Return each line holding the string "true".

===== Input rows

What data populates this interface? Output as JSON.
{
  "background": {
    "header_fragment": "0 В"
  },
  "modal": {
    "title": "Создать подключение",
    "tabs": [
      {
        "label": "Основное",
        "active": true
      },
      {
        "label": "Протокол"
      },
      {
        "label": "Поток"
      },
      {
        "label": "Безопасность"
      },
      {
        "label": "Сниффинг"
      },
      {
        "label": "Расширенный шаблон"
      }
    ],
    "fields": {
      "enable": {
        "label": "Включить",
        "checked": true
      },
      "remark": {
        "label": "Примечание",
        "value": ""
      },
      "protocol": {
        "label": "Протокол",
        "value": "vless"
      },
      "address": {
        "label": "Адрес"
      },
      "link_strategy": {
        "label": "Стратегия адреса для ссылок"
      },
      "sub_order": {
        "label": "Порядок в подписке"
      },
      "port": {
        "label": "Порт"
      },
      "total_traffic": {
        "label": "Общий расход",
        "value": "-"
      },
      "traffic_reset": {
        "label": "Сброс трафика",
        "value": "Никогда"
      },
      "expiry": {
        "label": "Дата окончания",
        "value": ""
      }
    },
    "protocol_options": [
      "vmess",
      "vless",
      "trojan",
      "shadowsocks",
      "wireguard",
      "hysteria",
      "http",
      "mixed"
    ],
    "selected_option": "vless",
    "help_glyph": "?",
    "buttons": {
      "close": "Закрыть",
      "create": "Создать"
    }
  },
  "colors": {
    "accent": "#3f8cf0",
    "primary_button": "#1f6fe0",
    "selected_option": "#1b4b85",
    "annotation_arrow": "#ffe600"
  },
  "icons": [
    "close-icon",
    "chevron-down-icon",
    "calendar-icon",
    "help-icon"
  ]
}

==========
===== Input rows

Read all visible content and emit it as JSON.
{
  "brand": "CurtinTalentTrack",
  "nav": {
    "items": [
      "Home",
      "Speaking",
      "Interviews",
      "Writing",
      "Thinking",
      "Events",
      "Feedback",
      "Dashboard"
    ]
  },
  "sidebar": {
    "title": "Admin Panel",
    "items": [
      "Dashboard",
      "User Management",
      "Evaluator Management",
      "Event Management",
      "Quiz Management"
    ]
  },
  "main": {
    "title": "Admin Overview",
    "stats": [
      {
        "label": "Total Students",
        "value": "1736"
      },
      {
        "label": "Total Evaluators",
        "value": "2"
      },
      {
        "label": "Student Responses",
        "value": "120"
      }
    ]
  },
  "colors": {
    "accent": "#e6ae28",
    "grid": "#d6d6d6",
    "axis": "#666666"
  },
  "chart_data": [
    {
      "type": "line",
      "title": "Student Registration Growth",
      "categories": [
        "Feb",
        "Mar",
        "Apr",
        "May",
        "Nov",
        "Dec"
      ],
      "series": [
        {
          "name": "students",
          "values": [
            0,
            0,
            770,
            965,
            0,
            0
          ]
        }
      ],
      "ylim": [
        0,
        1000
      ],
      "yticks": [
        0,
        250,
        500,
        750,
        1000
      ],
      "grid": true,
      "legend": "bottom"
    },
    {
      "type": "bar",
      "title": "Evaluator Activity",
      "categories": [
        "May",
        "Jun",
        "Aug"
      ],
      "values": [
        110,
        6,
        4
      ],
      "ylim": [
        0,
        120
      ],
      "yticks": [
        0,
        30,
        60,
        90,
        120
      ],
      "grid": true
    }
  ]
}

==========

Task output:
        "active": true
        "checked": true
      "grid": true,
      "grid": true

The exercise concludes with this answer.